### Task instructions
Show, in full, each line of the data that contains "type".
((
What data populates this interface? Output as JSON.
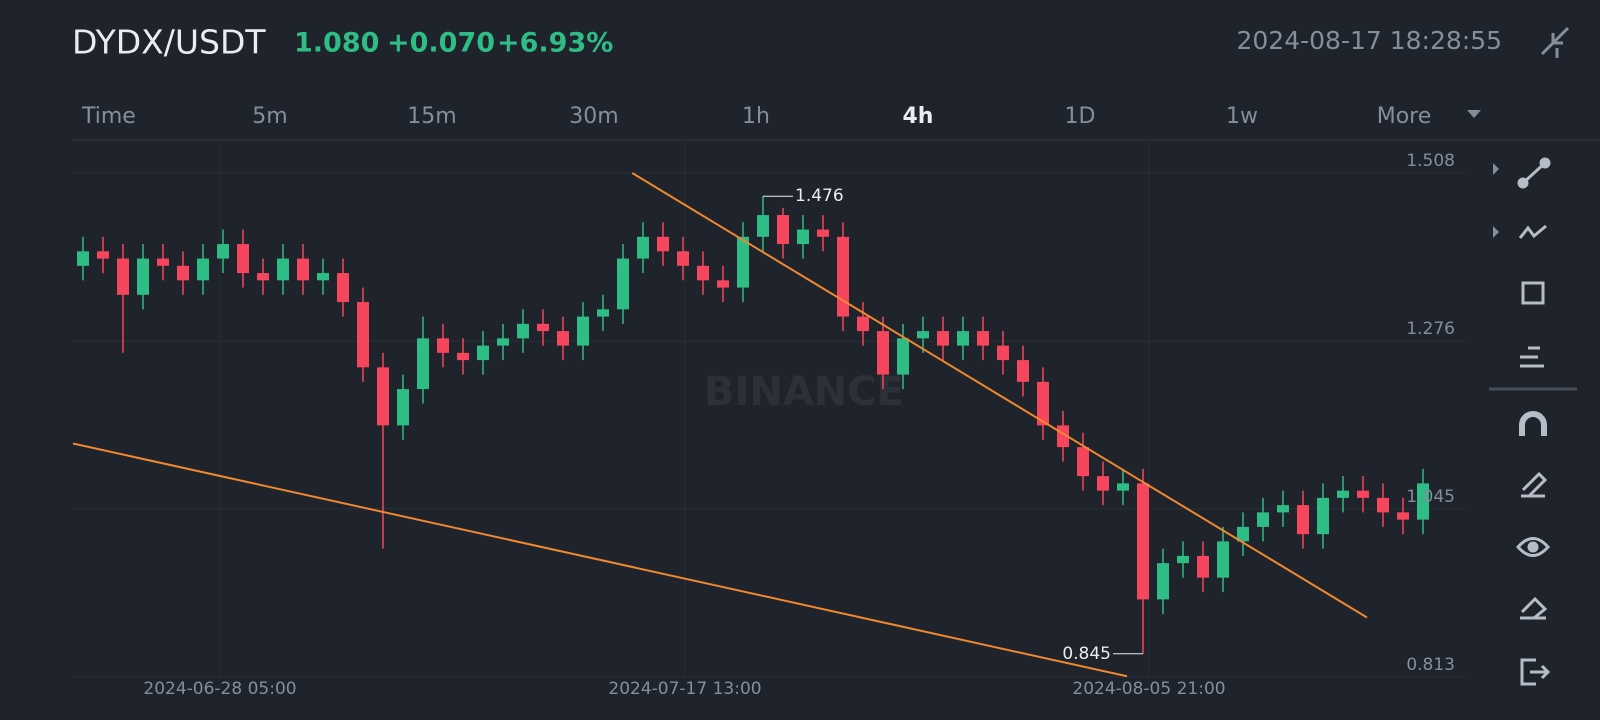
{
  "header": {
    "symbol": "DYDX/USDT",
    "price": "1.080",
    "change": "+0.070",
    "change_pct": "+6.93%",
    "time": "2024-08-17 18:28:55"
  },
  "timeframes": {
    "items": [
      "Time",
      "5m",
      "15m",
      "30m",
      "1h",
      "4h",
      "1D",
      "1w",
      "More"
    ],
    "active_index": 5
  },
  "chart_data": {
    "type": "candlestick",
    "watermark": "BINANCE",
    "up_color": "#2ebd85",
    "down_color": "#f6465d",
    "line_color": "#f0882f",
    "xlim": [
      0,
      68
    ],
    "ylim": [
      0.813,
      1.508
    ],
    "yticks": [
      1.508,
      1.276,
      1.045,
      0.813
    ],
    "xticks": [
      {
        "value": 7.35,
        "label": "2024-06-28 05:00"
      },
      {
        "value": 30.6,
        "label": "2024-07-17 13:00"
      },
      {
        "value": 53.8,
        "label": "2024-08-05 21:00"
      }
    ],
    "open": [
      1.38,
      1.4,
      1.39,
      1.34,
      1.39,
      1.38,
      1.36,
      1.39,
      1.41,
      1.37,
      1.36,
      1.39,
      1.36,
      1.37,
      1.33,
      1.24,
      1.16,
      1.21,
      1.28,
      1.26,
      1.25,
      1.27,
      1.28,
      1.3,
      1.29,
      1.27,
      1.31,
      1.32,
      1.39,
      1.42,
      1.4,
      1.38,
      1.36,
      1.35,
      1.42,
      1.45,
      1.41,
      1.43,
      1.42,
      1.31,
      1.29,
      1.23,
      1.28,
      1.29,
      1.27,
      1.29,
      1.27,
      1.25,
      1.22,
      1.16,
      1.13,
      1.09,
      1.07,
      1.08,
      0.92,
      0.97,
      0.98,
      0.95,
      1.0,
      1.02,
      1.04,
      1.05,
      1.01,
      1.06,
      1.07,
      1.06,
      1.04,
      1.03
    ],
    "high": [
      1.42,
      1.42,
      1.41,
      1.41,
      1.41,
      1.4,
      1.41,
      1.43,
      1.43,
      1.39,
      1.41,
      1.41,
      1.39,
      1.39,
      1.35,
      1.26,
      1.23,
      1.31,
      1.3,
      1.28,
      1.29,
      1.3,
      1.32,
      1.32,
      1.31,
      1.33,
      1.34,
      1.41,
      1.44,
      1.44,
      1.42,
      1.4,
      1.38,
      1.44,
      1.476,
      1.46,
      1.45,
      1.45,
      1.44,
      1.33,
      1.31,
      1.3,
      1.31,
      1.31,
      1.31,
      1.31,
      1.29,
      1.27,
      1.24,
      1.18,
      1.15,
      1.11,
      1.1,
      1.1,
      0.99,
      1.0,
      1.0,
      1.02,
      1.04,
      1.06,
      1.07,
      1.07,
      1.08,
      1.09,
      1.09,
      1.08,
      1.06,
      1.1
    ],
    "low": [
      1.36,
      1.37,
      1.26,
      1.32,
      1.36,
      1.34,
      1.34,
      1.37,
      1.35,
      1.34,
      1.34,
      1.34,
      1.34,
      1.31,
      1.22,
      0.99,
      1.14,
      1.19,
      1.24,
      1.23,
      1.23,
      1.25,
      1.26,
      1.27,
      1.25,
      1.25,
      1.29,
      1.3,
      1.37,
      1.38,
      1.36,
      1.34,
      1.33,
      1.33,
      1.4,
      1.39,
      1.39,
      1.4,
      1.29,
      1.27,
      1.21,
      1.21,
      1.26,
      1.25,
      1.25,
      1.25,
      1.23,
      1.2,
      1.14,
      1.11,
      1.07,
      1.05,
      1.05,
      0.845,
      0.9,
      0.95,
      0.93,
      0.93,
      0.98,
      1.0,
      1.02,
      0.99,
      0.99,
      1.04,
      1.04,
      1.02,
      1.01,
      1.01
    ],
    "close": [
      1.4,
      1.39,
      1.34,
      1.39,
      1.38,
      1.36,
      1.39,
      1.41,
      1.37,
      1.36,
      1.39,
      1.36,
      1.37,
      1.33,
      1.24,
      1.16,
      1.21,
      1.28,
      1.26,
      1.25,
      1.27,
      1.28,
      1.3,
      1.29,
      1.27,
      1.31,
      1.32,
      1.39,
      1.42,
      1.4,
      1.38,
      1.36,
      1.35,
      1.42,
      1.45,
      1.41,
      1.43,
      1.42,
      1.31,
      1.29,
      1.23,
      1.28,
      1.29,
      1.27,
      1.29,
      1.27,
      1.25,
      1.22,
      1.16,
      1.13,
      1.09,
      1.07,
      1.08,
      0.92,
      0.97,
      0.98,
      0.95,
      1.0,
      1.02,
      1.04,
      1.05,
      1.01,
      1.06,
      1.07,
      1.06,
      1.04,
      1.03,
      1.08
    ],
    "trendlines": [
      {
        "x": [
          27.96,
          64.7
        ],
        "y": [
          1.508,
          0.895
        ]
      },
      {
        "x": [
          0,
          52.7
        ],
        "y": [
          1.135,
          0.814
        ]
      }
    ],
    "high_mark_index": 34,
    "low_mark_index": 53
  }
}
))
((
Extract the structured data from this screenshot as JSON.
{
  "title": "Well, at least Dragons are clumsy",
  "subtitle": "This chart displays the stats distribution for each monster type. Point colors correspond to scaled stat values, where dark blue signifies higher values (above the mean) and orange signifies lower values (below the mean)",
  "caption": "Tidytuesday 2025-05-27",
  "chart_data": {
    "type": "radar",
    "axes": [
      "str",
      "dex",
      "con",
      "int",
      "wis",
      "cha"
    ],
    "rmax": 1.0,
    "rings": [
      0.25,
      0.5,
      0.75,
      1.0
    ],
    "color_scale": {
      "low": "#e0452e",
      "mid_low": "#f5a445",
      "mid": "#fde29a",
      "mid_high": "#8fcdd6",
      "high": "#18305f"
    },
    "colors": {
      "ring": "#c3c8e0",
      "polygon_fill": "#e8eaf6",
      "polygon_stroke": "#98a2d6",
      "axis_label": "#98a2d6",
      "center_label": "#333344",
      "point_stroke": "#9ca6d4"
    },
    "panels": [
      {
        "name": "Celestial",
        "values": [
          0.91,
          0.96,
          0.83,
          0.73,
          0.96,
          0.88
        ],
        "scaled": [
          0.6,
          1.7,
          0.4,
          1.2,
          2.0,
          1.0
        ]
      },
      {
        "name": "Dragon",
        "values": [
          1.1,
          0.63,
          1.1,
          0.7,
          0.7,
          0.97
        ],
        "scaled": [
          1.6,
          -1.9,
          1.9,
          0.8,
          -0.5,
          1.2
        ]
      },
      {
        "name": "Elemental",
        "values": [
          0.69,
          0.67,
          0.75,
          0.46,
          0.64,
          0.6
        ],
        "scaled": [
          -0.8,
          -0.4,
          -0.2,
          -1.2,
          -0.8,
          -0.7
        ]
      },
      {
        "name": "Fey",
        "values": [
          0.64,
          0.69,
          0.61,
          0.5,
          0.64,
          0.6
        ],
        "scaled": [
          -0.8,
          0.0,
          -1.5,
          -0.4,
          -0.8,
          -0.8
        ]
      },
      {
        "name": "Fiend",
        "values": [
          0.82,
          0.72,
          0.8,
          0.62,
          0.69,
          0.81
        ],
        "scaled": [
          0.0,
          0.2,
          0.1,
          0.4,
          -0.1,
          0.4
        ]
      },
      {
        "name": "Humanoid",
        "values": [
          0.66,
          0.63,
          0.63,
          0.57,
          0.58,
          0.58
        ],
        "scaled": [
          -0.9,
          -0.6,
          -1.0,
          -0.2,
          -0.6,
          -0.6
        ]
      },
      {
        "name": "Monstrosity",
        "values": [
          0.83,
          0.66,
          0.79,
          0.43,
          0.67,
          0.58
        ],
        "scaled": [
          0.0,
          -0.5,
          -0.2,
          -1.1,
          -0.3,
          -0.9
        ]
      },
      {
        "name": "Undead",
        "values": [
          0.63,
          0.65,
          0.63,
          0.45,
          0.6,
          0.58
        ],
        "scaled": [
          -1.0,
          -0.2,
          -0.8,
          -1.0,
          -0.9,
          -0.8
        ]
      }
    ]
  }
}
))
### Exercise result
    "type": "candlestick",
  "subtitle": "This chart displays the stats distribution for each monster type. Point colors correspond to scaled stat values, where dark blue signifies higher values (above the mean) and orange signifies lower values (below the mean)",
    "type": "radar",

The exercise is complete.